# Problem details
Return each line of the material verbatim.

Extracts from a graphics dataset
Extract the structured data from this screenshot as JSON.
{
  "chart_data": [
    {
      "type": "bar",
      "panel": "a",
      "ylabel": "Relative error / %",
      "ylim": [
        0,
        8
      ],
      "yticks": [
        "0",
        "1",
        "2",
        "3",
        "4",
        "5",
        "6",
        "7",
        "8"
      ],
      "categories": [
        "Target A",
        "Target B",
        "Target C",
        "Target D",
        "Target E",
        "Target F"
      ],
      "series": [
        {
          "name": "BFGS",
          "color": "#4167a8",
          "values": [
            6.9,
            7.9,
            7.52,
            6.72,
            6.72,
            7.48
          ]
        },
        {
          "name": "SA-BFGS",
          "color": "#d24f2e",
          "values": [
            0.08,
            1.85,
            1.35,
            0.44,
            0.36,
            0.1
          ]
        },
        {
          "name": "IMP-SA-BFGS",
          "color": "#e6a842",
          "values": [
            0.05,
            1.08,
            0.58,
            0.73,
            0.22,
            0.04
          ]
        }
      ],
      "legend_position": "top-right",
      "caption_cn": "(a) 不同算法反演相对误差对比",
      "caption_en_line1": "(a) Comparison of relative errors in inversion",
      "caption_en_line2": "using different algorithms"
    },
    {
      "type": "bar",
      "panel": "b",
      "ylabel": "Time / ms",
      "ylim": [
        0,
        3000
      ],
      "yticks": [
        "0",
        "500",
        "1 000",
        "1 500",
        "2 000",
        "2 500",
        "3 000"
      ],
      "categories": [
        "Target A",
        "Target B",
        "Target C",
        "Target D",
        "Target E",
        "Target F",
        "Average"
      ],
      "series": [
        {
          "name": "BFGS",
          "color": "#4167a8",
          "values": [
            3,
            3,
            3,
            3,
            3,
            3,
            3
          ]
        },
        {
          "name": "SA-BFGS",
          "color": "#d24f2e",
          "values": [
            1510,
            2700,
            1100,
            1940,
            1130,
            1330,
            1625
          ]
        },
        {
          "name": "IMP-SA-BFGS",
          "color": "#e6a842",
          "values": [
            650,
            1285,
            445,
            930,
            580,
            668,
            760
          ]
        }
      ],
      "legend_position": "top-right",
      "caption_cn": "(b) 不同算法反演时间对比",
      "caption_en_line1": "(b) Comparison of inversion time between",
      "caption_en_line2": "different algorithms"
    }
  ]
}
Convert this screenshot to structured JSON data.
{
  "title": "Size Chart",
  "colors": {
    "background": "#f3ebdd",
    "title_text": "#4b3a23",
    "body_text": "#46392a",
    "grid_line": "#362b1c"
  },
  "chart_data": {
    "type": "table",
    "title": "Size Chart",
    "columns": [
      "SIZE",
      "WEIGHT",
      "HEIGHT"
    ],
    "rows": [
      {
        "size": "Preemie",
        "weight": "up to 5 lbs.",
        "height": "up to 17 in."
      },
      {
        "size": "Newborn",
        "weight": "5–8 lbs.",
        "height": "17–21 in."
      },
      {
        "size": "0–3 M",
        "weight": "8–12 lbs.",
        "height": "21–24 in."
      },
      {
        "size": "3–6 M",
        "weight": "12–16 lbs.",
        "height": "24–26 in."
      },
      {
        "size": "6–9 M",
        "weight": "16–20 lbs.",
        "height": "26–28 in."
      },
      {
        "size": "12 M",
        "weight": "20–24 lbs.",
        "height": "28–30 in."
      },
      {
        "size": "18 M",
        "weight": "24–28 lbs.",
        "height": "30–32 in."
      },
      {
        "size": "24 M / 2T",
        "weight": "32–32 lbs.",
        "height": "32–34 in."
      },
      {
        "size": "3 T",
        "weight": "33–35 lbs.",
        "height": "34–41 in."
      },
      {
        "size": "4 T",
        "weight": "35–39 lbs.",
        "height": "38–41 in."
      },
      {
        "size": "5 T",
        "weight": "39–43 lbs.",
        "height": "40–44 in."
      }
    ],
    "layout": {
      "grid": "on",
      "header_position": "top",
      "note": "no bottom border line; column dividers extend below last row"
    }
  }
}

# The solution
Extract the structured data from this screenshot as JSON.
{
  "chart_data": [
    {
      "type": "bar",
      "panel": "a",
      "ylabel": "Relative error / %",
      "ylim": [
        0,
        8
      ],
      "yticks": [
        "0",
        "1",
        "2",
        "3",
        "4",
        "5",
        "6",
        "7",
        "8"
      ],
      "categories": [
        "Target A",
        "Target B",
        "Target C",
        "Target D",
        "Target E",
        "Target F"
      ],
      "series": [
        {
          "name": "BFGS",
          "color": "#4167a8",
          "values": [
            6.9,
            7.9,
            7.52,
            6.72,
            6.72,
            7.48
          ]
        },
        {
          "name": "SA-BFGS",
          "color": "#d24f2e",
          "values": [
            0.08,
            1.85,
            1.35,
            0.44,
            0.36,
            0.1
          ]
        },
        {
          "name": "IMP-SA-BFGS",
          "color": "#e6a842",
          "values": [
            0.05,
            1.08,
            0.58,
            0.73,
            0.22,
            0.04
          ]
        }
      ],
      "legend_position": "top-right",
      "caption_cn": "(a) 不同算法反演相对误差对比",
      "caption_en_line1": "(a) Comparison of relative errors in inversion",
      "caption_en_line2": "using different algorithms"
    },
    {
      "type": "bar",
      "panel": "b",
      "ylabel": "Time / ms",
      "ylim": [
        0,
        3000
      ],
      "yticks": [
        "0",
        "500",
        "1 000",
        "1 500",
        "2 000",
        "2 500",
        "3 000"
      ],
      "categories": [
        "Target A",
        "Target B",
        "Target C",
        "Target D",
        "Target E",
        "Target F",
        "Average"
      ],
      "series": [
        {
          "name": "BFGS",
          "color": "#4167a8",
          "values": [
            3,
            3,
            3,
            3,
            3,
            3,
            3
          ]
        },
        {
          "name": "SA-BFGS",
          "color": "#d24f2e",
          "values": [
            1510,
            2700,
            1100,
            1940,
            1130,
            1330,
            1625
          ]
        },
        {
          "name": "IMP-SA-BFGS",
          "color": "#e6a842",
          "values": [
            650,
            1285,
            445,
            930,
            580,
            668,
            760
          ]
        }
      ],
      "legend_position": "top-right",
      "caption_cn": "(b) 不同算法反演时间对比",
      "caption_en_line1": "(b) Comparison of inversion time between",
      "caption_en_line2": "different algorithms"
    }
  ]
}
Convert this screenshot to structured JSON data.
{
  "title": "Size Chart",
  "colors": {
    "background": "#f3ebdd",
    "title_text": "#4b3a23",
    "body_text": "#46392a",
    "grid_line": "#362b1c"
  },
  "chart_data": {
    "type": "table",
    "title": "Size Chart",
    "columns": [
      "SIZE",
      "WEIGHT",
      "HEIGHT"
    ],
    "rows": [
      {
        "size": "Preemie",
        "weight": "up to 5 lbs.",
        "height": "up to 17 in."
      },
      {
        "size": "Newborn",
        "weight": "5–8 lbs.",
        "height": "17–21 in."
      },
      {
        "size": "0–3 M",
        "weight": "8–12 lbs.",
        "height": "21–24 in."
      },
      {
        "size": "3–6 M",
        "weight": "12–16 lbs.",
        "height": "24–26 in."
      },
      {
        "size": "6–9 M",
        "weight": "16–20 lbs.",
        "height": "26–28 in."
      },
      {
        "size": "12 M",
        "weight": "20–24 lbs.",
        "height": "28–30 in."
      },
      {
        "size": "18 M",
        "weight": "24–28 lbs.",
        "height": "30–32 in."
      },
      {
        "size": "24 M / 2T",
        "weight": "32–32 lbs.",
        "height": "32–34 in."
      },
      {
        "size": "3 T",
        "weight": "33–35 lbs.",
        "height": "34–41 in."
      },
      {
        "size": "4 T",
        "weight": "35–39 lbs.",
        "height": "38–41 in."
      },
      {
        "size": "5 T",
        "weight": "39–43 lbs.",
        "height": "40–44 in."
      }
    ],
    "layout": {
      "grid": "on",
      "header_position": "top",
      "note": "no bottom border line; column dividers extend below last row"
    }
  }
}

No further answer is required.